◆ DATA ENTRIES:
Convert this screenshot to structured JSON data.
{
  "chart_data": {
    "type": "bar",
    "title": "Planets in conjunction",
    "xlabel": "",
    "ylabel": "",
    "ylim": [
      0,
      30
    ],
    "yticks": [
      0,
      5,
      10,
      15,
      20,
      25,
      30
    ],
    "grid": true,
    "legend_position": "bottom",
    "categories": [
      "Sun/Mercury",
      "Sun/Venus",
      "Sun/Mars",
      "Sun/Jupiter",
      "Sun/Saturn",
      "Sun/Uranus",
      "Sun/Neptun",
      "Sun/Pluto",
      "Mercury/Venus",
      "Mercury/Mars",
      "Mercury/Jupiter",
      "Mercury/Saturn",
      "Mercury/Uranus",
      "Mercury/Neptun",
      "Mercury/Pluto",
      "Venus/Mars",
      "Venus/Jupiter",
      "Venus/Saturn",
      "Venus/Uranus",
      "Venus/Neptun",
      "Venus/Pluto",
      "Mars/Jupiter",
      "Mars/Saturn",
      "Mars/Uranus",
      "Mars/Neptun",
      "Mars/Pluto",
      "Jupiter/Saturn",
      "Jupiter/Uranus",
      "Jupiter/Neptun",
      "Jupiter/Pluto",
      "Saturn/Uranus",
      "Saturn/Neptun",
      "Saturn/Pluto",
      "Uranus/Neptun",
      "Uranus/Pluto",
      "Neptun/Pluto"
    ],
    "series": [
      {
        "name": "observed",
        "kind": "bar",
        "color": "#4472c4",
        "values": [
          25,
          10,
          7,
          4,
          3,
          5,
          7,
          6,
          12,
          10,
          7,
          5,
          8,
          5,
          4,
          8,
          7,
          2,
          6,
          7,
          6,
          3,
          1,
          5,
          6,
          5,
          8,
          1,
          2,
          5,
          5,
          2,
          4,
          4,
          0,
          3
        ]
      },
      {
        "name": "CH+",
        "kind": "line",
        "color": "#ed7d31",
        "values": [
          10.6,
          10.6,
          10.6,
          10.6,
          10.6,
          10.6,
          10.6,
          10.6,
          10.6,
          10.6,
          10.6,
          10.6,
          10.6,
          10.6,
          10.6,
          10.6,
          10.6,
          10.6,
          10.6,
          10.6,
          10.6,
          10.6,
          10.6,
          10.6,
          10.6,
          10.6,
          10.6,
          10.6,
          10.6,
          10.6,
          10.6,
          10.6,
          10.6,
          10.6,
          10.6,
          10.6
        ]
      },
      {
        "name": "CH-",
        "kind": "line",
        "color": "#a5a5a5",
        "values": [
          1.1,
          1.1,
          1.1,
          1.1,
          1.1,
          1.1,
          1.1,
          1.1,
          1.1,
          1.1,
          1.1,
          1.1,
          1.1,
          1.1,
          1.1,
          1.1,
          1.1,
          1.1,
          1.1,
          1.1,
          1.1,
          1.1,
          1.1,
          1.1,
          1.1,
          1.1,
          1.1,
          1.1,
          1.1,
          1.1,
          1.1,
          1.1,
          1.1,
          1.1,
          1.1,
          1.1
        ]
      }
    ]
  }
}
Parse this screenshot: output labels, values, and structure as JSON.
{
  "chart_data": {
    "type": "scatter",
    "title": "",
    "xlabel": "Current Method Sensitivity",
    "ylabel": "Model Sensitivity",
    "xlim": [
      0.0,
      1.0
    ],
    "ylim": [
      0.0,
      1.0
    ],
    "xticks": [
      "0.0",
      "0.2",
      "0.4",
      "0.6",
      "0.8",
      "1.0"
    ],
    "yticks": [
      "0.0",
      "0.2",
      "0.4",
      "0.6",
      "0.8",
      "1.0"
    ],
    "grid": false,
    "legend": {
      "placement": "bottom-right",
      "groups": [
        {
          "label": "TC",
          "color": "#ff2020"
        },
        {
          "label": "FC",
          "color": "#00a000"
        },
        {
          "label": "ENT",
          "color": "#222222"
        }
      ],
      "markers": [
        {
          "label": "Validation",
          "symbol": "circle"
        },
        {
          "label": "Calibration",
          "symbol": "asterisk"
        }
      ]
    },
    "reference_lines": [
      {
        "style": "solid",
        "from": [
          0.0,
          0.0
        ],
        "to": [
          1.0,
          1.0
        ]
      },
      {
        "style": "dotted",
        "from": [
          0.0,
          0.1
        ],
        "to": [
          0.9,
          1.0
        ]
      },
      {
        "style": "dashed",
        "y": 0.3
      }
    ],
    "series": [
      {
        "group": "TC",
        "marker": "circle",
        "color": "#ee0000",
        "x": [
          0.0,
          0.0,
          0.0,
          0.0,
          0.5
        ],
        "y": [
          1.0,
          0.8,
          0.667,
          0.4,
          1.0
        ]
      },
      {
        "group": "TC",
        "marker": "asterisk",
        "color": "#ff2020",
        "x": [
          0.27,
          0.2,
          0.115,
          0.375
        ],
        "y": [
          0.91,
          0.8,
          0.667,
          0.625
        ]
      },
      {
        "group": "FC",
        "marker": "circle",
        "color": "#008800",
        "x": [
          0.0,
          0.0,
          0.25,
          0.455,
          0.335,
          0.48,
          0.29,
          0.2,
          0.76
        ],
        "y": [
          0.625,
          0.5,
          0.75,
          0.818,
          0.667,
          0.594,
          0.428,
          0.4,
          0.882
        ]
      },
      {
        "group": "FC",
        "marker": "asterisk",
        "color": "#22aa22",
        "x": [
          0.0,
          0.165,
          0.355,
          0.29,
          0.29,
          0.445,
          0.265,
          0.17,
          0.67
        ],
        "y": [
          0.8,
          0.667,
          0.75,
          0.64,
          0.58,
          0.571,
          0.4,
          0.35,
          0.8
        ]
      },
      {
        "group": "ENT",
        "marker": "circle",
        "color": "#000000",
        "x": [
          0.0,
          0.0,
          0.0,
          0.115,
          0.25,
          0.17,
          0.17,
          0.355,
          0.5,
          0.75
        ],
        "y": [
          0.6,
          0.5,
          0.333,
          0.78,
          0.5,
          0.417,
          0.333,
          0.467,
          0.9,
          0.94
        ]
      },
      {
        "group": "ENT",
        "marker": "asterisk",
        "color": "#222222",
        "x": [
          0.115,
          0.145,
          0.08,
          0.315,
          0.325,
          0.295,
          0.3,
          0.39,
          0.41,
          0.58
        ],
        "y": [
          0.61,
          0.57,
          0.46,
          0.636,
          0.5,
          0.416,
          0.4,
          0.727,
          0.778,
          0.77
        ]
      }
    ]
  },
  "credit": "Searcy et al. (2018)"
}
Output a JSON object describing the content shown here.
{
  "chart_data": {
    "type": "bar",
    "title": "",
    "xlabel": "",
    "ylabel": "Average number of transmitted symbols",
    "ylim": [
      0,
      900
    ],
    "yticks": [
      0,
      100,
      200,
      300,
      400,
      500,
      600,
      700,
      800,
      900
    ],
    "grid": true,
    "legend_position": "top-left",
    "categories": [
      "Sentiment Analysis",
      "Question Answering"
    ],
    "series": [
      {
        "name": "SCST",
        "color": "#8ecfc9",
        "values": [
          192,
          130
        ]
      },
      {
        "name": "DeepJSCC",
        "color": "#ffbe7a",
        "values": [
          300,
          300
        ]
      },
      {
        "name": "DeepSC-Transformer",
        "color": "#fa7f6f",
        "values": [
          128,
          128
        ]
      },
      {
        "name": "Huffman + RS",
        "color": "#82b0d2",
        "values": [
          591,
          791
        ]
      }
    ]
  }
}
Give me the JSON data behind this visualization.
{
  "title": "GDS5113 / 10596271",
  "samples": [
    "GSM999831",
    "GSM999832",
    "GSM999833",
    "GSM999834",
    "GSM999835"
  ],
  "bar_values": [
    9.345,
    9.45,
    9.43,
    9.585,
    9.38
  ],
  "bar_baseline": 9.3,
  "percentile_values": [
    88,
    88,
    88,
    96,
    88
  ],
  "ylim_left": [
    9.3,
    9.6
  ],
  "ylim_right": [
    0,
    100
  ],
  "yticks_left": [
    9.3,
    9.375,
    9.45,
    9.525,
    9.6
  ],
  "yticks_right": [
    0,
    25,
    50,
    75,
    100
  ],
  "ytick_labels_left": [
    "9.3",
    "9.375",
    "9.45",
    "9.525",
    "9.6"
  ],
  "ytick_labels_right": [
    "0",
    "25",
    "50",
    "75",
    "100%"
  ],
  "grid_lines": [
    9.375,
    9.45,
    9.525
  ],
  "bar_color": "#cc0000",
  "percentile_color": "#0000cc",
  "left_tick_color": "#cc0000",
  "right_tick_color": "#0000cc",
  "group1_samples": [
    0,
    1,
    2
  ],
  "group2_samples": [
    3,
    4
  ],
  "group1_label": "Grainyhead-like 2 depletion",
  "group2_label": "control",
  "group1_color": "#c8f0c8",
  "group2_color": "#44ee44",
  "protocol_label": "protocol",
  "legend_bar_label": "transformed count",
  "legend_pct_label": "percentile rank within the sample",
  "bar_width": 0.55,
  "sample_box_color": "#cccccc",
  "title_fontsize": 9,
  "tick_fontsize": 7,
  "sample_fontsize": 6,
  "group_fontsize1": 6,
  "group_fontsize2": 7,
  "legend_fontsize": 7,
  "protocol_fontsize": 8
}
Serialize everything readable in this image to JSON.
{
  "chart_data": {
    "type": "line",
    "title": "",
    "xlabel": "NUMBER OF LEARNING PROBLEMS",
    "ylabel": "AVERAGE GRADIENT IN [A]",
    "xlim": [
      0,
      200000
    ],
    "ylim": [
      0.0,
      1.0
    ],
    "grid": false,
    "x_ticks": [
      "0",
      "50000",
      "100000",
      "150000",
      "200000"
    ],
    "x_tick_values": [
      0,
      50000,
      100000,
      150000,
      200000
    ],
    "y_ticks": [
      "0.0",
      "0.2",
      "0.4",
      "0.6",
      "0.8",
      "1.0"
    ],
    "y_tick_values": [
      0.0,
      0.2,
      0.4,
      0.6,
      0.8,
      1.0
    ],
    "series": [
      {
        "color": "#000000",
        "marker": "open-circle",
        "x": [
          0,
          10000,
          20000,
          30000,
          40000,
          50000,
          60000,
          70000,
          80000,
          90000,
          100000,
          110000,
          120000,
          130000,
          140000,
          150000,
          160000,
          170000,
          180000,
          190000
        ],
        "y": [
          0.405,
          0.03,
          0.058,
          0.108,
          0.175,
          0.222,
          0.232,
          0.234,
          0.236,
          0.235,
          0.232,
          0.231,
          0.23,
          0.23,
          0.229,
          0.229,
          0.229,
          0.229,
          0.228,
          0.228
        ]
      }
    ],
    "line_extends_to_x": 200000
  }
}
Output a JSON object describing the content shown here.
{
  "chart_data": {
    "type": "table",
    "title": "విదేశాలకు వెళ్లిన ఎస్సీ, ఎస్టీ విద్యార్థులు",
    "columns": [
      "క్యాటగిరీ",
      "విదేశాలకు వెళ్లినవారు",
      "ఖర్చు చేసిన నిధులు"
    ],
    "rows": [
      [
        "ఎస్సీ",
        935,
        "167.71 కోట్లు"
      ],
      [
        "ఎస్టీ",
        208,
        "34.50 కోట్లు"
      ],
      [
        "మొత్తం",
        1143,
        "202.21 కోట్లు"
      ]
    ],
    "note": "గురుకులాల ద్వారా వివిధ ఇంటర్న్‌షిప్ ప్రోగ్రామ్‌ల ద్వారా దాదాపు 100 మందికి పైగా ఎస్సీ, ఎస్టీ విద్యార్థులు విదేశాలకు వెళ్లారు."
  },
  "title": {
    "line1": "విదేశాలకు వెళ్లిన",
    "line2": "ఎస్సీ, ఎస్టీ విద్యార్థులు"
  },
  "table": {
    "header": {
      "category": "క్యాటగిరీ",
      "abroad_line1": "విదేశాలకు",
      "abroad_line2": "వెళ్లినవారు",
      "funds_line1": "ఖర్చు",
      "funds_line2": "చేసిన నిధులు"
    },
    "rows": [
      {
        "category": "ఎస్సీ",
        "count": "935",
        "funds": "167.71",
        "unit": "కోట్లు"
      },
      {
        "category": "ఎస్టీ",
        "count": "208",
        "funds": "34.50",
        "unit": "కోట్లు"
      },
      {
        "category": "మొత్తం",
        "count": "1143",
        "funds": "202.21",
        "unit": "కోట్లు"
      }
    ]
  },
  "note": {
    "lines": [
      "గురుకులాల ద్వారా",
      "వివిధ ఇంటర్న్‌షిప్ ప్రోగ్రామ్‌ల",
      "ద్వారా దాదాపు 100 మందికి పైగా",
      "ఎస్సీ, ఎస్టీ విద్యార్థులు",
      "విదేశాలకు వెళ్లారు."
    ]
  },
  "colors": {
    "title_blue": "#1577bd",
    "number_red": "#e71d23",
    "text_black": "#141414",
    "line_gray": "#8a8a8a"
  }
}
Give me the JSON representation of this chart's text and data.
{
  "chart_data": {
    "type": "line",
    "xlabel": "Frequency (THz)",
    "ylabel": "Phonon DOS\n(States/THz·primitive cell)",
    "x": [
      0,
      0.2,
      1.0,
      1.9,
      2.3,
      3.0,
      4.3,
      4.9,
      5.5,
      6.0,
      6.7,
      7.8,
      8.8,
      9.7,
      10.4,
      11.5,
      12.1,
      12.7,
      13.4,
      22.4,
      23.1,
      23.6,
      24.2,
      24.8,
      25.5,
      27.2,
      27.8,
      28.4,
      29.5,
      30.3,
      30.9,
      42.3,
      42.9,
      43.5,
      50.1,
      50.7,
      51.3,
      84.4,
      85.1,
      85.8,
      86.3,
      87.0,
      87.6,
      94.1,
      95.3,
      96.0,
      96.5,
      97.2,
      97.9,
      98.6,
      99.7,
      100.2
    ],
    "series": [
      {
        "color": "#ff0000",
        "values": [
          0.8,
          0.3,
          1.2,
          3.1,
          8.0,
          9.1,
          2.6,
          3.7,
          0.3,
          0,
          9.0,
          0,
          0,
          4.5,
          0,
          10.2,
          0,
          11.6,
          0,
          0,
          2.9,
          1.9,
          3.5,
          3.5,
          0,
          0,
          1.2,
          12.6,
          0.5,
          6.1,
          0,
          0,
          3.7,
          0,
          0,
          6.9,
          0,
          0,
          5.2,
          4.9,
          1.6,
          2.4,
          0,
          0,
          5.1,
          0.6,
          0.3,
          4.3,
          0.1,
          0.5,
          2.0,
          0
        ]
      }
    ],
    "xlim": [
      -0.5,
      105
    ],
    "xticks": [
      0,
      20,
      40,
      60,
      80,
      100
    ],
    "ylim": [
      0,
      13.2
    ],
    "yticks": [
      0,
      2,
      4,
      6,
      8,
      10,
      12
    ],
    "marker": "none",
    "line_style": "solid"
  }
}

◆ EXERCISE DIRECTIONS:
Identify the lines above that contain the word "count", then copy them.

◆ RESULT:
  "legend_bar_label": "transformed count",
        "count": "935",
        "count": "208",
        "count": "1143",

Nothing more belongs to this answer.